### Exercise materials
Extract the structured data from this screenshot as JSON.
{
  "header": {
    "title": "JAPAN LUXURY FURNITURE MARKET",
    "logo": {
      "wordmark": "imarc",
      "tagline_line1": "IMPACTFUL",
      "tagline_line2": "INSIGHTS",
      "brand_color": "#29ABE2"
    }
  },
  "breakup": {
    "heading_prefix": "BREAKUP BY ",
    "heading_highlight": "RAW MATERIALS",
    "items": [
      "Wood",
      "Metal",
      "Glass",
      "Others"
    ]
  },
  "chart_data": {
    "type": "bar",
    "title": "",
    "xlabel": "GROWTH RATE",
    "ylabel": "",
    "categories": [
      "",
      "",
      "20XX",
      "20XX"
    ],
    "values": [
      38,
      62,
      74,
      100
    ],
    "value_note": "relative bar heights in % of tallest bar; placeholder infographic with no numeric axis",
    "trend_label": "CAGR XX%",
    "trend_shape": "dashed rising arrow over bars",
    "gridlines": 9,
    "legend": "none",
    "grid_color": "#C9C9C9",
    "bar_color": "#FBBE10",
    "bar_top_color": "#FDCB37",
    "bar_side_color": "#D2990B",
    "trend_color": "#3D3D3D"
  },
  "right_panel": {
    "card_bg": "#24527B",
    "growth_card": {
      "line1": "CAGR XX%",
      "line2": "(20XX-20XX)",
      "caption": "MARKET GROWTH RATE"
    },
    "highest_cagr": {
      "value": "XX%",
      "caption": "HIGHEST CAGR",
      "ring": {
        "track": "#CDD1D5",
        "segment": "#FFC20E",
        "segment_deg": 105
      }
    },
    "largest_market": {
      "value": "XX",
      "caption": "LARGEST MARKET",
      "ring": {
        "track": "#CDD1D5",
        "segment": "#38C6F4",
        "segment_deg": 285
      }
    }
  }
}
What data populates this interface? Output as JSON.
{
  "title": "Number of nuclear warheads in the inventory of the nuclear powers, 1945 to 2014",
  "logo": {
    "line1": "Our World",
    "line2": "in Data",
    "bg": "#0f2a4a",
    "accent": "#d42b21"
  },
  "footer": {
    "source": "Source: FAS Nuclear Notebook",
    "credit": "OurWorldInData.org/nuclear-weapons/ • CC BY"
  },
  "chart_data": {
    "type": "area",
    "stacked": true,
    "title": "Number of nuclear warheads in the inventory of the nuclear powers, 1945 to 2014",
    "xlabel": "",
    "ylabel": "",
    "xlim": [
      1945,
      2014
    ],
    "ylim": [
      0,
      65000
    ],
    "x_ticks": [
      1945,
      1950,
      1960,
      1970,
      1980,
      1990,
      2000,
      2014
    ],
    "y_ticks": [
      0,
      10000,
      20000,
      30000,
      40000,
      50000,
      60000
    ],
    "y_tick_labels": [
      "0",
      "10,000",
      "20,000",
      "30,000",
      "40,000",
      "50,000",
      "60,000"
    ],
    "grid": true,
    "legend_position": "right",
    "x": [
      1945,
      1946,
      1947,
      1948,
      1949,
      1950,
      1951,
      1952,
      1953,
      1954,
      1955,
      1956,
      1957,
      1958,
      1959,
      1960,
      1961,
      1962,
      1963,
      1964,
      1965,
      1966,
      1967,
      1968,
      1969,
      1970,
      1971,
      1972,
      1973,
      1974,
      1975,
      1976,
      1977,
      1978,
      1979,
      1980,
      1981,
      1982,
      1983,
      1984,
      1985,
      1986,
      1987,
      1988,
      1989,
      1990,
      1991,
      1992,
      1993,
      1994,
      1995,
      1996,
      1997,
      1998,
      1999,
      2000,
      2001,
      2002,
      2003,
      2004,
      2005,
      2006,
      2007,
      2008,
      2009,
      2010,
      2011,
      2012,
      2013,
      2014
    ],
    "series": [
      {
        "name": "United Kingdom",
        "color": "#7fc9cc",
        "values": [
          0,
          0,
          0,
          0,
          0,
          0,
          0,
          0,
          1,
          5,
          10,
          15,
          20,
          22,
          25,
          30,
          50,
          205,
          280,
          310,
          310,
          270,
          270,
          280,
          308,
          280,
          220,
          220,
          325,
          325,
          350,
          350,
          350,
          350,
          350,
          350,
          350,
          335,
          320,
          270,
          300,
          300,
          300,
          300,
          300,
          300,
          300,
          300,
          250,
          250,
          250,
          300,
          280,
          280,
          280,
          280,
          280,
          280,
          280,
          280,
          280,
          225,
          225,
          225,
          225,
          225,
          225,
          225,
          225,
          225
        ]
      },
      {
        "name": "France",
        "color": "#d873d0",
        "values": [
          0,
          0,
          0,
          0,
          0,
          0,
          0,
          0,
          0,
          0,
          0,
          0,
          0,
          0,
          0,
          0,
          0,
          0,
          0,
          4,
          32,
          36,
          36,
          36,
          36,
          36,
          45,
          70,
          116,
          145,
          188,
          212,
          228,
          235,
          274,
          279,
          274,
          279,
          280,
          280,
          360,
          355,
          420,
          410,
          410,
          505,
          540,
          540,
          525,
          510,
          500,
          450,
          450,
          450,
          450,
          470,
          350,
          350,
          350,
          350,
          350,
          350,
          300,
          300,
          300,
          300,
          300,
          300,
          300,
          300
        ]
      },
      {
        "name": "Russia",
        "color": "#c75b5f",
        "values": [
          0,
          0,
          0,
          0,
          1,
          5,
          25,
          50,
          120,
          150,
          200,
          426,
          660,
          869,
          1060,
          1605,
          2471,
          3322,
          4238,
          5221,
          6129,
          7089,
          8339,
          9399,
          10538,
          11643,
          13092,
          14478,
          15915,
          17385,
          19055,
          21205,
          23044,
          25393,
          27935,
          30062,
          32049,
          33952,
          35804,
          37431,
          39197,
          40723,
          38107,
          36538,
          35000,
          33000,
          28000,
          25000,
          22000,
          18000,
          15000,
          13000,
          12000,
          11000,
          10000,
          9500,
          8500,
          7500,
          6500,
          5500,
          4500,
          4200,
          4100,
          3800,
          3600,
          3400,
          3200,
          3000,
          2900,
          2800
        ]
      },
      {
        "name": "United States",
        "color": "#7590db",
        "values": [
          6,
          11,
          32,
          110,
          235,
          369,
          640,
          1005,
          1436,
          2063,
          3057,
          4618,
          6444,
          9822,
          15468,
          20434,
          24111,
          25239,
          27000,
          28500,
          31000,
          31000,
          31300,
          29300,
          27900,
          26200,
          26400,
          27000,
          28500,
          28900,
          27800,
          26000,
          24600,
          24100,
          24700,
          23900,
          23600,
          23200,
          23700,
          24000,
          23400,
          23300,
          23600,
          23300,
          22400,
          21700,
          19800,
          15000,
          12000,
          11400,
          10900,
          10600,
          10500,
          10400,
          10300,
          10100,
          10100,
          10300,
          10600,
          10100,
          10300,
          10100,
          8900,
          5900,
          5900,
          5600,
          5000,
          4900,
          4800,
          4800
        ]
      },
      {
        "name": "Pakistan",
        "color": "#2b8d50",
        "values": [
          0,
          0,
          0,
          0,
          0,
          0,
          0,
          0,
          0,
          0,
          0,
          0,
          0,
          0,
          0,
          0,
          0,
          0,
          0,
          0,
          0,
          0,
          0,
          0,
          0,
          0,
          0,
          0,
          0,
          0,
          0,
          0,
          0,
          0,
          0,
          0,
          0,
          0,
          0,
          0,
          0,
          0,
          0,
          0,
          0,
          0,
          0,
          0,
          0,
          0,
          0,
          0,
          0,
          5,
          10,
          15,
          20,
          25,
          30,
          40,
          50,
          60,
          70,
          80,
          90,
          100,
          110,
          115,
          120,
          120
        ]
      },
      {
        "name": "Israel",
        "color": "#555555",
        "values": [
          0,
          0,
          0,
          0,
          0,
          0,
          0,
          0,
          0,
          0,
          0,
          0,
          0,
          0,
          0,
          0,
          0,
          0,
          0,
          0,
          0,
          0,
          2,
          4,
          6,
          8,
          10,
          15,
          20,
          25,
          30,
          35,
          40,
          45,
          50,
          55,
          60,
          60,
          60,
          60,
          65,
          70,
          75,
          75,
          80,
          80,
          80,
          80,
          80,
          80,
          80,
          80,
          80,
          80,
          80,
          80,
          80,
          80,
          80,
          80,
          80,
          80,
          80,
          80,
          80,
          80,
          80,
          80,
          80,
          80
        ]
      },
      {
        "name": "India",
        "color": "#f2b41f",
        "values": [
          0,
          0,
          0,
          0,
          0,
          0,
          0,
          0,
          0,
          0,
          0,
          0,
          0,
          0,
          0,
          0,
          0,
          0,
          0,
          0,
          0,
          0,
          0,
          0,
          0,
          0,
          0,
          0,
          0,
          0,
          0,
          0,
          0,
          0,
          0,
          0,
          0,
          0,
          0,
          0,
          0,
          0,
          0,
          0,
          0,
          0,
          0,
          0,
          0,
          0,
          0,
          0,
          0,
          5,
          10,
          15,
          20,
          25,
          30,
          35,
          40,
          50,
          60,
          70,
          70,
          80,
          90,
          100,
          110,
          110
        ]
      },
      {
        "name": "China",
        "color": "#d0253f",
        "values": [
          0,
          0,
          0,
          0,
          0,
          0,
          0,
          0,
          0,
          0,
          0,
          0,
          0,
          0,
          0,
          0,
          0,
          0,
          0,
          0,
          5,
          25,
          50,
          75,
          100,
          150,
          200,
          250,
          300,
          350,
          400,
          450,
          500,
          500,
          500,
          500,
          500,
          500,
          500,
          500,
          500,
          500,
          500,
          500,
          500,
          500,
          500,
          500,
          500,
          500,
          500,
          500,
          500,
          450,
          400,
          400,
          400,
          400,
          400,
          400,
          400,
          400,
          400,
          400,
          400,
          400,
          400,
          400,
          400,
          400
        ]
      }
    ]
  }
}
######
*Problem statement*
Write down every line of the data above that includes the string "United".

*Response*
        "name": "United Kingdom",
        "name": "United States",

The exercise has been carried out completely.